▶ [EXERCISE DIRECTIONS]:
Count the lines containing "this" in the entries underneath, and state that count without anything else.
.....
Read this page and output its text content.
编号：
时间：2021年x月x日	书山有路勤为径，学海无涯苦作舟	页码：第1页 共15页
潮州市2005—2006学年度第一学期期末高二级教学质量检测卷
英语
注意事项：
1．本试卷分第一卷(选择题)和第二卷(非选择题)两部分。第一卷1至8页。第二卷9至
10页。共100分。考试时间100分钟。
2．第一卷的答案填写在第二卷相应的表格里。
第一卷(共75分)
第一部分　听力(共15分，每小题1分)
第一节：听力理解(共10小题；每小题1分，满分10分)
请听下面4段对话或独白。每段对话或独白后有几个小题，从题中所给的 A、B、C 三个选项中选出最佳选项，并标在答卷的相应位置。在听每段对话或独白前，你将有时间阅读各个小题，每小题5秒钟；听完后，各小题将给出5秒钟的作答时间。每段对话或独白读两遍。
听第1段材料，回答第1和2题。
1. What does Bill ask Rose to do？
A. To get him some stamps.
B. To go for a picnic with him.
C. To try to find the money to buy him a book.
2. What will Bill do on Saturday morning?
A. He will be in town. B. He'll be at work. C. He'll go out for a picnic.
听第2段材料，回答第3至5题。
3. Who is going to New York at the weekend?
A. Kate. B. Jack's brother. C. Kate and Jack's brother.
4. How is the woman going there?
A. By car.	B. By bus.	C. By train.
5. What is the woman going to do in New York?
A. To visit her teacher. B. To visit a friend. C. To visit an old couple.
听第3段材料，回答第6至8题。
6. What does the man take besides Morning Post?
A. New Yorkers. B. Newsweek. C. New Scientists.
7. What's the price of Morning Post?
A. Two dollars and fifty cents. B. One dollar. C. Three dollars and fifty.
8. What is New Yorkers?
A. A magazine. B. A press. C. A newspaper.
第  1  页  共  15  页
.....
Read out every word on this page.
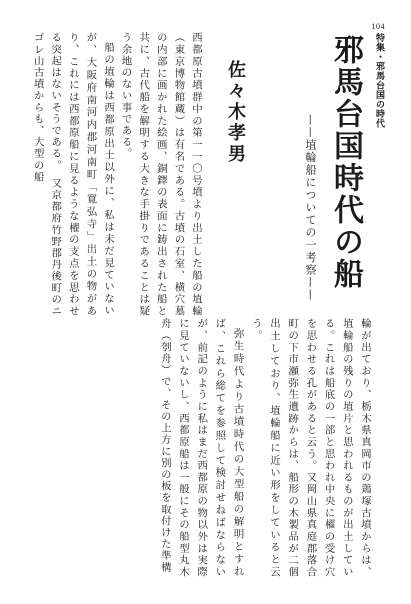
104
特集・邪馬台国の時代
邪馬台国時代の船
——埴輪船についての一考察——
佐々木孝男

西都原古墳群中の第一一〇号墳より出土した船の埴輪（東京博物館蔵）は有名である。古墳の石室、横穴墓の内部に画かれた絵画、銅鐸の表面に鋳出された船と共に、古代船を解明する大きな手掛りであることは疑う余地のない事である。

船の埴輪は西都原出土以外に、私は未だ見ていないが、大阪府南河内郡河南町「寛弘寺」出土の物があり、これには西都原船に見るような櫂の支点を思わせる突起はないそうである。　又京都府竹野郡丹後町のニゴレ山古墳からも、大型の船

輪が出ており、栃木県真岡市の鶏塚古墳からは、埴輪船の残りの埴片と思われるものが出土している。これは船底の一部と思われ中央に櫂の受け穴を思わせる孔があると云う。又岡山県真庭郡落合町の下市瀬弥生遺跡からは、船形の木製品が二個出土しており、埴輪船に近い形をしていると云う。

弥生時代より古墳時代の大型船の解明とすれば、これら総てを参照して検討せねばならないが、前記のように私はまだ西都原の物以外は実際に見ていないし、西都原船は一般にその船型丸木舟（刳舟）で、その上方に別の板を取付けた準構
.....
▶ [PROBLEM SOLUTION]:
2